WRITTEN EXERCISE
Provide the number of lines where the word "Public" occurs, and no other text.

Begin SUPPLIED RECORDS

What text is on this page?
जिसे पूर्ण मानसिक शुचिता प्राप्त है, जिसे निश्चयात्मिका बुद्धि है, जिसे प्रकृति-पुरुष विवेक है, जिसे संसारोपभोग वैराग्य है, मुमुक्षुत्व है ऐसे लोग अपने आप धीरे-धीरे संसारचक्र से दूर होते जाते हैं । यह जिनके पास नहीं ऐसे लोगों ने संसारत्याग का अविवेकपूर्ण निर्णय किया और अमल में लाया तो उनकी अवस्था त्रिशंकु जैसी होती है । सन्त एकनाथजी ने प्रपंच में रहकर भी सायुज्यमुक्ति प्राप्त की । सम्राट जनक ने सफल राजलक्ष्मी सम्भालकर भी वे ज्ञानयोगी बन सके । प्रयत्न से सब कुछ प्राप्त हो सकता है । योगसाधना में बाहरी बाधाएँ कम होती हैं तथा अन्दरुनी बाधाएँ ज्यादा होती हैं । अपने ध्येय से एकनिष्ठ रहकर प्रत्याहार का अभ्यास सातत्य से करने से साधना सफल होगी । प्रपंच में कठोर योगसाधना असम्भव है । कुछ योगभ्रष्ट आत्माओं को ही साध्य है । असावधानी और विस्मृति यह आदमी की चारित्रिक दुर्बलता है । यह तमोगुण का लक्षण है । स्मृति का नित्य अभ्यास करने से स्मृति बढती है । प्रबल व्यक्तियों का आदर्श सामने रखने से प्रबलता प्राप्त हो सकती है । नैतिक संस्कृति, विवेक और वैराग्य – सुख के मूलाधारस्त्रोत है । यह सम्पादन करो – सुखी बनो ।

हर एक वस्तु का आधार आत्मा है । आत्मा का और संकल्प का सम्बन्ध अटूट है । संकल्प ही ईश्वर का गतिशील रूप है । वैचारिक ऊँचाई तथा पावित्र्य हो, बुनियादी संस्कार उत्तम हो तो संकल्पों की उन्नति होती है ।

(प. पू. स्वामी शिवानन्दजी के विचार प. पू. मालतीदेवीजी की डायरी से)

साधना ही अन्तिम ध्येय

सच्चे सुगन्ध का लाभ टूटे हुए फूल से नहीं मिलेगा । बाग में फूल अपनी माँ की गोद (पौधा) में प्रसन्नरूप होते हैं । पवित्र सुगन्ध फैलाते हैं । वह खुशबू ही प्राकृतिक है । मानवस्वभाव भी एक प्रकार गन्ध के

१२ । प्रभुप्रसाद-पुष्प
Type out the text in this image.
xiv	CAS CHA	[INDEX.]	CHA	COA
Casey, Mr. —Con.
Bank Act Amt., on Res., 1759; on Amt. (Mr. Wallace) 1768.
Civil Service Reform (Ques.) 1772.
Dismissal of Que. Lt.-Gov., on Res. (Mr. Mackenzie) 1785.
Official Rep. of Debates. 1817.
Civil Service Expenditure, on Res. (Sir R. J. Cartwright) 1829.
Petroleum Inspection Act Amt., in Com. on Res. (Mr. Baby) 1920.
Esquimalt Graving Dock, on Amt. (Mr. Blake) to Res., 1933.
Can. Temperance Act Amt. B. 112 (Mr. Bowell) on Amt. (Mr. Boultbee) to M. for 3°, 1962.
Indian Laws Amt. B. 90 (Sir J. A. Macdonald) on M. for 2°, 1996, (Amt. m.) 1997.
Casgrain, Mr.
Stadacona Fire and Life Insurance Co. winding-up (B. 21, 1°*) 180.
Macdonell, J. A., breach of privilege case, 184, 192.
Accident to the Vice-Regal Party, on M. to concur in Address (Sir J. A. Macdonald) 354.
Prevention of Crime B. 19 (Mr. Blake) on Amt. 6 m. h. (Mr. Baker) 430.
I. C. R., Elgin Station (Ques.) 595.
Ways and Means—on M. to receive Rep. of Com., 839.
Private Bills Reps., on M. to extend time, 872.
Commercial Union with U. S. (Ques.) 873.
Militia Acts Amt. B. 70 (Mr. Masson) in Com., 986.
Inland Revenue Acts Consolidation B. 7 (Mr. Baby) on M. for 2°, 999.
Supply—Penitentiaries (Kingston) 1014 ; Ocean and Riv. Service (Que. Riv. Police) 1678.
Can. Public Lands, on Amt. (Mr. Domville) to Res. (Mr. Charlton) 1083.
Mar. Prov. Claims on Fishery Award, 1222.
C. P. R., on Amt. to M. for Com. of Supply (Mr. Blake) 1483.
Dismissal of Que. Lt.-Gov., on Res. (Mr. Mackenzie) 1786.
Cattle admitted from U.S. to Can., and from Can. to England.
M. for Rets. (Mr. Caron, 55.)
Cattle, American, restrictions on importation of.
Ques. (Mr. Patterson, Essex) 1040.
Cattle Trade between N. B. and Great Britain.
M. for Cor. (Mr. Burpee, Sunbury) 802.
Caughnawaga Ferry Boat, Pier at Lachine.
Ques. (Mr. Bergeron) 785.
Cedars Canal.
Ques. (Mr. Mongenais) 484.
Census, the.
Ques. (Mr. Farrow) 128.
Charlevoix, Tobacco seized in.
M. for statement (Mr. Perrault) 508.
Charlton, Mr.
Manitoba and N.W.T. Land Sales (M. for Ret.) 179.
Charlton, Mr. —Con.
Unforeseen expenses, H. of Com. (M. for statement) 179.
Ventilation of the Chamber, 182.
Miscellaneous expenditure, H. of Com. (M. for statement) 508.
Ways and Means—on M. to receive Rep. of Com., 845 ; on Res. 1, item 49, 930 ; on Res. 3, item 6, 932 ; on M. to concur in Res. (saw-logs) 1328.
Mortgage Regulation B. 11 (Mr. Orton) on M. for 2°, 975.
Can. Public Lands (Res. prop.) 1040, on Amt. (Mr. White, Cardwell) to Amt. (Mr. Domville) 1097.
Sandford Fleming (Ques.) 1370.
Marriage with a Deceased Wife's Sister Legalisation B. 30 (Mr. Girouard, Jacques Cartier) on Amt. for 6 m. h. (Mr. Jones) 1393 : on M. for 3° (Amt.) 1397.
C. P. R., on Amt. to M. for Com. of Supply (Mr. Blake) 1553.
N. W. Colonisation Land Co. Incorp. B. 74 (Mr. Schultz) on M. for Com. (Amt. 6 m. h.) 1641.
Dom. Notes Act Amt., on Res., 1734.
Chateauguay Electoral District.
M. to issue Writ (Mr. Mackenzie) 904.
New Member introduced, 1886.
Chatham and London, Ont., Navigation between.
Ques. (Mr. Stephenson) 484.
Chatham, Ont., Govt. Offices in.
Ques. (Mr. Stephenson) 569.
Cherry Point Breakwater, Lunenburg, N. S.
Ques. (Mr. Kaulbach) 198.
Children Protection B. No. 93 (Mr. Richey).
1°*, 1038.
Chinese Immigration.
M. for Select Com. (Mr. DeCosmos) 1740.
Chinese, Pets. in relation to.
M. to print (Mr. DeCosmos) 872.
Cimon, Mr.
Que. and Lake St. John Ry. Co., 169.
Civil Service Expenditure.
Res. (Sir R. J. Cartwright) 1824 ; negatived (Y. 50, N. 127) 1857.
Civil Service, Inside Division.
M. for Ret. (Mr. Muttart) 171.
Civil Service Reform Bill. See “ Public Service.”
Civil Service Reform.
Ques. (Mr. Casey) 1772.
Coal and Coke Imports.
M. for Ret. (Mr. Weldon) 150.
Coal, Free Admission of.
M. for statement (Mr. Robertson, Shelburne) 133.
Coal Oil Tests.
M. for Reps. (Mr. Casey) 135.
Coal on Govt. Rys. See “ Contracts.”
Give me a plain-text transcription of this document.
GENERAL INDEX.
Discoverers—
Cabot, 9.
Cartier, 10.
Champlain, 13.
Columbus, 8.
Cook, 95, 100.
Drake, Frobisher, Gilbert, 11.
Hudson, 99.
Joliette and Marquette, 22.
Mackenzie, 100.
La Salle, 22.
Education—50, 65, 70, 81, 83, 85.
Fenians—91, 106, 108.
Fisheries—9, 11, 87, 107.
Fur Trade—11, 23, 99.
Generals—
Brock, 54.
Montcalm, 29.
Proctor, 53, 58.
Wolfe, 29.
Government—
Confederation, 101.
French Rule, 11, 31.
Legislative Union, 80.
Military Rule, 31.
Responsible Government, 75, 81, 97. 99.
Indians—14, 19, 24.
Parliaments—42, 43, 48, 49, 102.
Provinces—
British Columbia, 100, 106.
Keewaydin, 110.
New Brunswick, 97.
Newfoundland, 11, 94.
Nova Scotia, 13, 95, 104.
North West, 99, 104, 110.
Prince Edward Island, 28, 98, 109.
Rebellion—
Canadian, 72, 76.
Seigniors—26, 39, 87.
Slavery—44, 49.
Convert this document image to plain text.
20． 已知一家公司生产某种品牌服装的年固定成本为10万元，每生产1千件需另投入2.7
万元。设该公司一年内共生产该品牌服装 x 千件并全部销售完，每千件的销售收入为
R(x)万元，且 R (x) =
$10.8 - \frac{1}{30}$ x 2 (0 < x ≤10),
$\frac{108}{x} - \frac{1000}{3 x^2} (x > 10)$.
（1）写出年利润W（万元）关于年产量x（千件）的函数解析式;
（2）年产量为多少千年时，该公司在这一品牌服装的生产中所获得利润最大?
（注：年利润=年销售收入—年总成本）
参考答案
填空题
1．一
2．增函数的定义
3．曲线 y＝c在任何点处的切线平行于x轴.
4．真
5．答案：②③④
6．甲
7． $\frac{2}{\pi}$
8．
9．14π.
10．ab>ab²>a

End SUPPLIED RECORDS

ANSWER TO THE TASK
3